Work required:
The entries below are to be repeated exactly as they stand.
-- Start Provided entries --
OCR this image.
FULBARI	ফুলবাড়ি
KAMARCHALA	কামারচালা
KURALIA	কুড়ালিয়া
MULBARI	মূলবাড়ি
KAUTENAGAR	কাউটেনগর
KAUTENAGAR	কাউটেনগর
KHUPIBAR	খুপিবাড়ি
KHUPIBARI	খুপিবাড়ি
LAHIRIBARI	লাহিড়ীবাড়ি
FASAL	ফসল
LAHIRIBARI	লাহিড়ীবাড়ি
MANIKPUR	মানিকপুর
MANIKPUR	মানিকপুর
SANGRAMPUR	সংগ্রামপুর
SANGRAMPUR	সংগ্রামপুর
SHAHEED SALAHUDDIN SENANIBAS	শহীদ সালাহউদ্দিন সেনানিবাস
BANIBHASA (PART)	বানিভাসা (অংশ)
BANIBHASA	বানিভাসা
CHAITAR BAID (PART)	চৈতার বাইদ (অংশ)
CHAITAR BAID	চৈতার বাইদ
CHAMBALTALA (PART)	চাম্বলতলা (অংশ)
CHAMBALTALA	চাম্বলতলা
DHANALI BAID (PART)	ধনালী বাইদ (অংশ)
-- End Provided entries --
The result:
OCR this image.
FULBARI	ফুলবাড়ি
KAMARCHALA	কামারচালা
KURALIA	কুড়ালিয়া
MULBARI	মূলবাড়ি
KAUTENAGAR	কাউটেনগর
KAUTENAGAR	কাউটেনগর
KHUPIBAR	খুপিবাড়ি
KHUPIBARI	খুপিবাড়ি
LAHIRIBARI	লাহিড়ীবাড়ি
FASAL	ফসল
LAHIRIBARI	লাহিড়ীবাড়ি
MANIKPUR	মানিকপুর
MANIKPUR	মানিকপুর
SANGRAMPUR	সংগ্রামপুর
SANGRAMPUR	সংগ্রামপুর
SHAHEED SALAHUDDIN SENANIBAS	শহীদ সালাহউদ্দিন সেনানিবাস
BANIBHASA (PART)	বানিভাসা (অংশ)
BANIBHASA	বানিভাসা
CHAITAR BAID (PART)	চৈতার বাইদ (অংশ)
CHAITAR BAID	চৈতার বাইদ
CHAMBALTALA (PART)	চাম্বলতলা (অংশ)
CHAMBALTALA	চাম্বলতলা
DHANALI BAID (PART)	ধনালী বাইদ (অংশ)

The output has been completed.